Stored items
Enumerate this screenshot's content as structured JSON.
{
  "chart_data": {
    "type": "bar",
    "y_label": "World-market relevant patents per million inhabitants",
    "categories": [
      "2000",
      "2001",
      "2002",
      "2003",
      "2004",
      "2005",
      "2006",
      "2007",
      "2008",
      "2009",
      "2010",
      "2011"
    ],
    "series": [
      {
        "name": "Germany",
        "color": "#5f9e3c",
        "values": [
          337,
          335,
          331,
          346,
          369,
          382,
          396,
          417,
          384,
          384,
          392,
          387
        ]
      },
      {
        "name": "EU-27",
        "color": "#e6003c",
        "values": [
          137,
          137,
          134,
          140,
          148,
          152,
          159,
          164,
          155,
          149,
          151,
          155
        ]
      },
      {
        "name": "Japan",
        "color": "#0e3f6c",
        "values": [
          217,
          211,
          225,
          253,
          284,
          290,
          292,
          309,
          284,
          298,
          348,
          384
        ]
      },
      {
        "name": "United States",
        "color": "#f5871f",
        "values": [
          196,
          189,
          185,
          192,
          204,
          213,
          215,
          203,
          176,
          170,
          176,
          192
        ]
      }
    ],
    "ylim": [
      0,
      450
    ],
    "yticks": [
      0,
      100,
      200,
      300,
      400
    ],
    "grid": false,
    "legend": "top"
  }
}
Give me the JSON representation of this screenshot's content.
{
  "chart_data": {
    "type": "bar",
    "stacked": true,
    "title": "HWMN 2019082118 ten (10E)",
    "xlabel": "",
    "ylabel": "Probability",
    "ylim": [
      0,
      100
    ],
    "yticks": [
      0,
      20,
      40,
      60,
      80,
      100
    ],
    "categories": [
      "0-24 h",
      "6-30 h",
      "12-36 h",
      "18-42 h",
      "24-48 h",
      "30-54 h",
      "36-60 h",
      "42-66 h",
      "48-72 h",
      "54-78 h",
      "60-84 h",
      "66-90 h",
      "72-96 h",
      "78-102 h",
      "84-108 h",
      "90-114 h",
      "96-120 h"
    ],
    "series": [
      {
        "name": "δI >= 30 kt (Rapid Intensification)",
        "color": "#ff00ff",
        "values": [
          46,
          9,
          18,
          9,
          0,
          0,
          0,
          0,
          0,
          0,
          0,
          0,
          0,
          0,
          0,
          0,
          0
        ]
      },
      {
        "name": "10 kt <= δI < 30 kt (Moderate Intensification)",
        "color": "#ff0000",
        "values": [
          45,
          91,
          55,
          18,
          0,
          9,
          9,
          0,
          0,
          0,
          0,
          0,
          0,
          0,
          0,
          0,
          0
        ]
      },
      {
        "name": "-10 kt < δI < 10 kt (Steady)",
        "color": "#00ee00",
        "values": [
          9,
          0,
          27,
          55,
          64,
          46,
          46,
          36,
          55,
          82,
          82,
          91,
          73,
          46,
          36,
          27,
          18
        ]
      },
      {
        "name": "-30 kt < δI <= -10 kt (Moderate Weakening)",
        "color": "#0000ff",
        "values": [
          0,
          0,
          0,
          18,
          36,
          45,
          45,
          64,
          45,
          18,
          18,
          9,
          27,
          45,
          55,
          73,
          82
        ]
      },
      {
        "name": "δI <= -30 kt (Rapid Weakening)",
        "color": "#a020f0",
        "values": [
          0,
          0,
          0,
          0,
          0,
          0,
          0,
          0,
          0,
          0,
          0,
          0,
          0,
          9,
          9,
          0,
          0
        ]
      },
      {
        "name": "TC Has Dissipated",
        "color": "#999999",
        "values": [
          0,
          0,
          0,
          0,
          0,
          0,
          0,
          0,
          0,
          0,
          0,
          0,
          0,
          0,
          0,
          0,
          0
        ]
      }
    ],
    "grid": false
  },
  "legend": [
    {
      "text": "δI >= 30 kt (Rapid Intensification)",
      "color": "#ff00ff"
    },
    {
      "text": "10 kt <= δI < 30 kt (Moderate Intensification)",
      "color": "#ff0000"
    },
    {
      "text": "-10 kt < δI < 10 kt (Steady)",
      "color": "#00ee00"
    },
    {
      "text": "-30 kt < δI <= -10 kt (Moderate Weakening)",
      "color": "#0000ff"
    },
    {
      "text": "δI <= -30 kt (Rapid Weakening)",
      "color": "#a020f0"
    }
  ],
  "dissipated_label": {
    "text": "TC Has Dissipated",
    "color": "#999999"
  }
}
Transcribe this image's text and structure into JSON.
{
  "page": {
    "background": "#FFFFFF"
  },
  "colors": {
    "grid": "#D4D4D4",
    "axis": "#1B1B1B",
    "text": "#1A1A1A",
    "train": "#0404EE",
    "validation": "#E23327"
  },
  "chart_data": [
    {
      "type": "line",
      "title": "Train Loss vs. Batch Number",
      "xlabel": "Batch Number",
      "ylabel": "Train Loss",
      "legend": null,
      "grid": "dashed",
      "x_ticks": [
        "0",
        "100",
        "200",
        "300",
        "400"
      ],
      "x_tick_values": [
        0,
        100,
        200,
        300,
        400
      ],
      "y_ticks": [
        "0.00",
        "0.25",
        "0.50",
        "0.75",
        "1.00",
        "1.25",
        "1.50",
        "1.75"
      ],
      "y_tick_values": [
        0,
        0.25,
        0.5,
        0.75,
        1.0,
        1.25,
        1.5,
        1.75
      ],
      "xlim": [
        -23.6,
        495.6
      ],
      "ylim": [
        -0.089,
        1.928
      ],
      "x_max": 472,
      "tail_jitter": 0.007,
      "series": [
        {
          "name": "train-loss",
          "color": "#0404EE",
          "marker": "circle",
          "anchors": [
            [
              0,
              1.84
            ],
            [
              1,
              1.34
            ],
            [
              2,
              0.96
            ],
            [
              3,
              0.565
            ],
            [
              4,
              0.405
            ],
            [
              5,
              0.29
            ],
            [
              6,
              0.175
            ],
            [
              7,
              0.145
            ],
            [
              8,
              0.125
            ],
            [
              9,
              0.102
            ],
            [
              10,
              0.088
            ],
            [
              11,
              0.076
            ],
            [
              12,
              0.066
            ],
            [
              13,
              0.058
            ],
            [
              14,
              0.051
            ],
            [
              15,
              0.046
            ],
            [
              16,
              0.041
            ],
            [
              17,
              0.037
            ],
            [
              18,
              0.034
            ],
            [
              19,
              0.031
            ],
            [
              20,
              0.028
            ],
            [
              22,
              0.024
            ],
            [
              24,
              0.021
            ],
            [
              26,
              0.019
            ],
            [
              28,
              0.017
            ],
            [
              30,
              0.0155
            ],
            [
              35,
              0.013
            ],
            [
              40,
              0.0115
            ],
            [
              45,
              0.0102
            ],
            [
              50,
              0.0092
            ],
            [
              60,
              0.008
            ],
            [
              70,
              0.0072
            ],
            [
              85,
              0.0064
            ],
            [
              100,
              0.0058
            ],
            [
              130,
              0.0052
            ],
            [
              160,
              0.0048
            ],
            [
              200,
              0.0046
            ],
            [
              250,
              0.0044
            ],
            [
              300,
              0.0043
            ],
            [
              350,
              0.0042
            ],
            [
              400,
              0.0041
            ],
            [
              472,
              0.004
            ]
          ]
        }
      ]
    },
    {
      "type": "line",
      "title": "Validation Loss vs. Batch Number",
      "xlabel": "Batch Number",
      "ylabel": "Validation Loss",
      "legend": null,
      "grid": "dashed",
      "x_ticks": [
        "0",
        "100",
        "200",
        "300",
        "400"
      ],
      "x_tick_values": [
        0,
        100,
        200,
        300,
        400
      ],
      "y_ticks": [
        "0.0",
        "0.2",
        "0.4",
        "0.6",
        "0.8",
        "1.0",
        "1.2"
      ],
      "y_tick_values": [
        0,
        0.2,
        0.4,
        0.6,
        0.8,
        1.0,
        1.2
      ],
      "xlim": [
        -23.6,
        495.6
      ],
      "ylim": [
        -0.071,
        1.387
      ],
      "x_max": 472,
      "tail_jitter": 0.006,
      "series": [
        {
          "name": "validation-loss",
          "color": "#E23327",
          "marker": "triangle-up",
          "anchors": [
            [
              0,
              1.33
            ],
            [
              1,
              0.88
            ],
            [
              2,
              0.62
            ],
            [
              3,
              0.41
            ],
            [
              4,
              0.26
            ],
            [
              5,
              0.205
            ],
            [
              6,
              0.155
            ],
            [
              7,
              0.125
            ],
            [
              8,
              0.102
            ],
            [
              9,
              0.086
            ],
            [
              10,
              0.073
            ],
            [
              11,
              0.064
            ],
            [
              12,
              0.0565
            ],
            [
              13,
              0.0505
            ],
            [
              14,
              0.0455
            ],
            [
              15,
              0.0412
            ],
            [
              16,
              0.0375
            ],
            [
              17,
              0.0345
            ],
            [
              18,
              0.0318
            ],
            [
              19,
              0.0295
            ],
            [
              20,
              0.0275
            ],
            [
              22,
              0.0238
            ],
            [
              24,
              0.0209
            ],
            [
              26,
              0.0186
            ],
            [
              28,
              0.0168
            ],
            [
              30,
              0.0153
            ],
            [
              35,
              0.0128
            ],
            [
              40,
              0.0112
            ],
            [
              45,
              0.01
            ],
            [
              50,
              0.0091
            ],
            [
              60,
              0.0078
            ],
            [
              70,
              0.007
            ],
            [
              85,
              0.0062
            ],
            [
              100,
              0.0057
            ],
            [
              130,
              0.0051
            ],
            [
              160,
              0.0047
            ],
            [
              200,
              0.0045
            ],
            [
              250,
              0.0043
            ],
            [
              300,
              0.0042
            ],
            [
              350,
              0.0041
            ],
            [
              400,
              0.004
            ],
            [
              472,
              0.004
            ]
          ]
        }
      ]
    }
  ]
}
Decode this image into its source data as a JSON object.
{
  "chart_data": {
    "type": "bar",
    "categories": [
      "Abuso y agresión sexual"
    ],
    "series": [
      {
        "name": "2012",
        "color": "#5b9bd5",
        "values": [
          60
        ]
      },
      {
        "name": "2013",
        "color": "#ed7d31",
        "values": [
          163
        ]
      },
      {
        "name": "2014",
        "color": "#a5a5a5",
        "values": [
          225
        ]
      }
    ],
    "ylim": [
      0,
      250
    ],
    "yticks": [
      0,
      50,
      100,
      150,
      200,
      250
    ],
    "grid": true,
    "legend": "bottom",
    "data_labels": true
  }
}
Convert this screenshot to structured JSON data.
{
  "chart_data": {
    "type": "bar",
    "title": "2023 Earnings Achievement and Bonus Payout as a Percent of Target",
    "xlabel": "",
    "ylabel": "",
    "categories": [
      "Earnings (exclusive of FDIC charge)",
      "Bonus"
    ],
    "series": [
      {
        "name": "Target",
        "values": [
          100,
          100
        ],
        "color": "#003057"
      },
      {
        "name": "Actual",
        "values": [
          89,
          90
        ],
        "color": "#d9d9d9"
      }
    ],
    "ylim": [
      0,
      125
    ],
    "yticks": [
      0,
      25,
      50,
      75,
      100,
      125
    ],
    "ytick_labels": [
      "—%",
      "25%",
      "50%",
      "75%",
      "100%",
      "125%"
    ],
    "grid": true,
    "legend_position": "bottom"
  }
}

» What is being asked:
Each line in the listing above that contains "true" should be copied.

» Response to the task:
    "stacked": true,
    "grid": true,
    "data_labels": true
    "grid": true,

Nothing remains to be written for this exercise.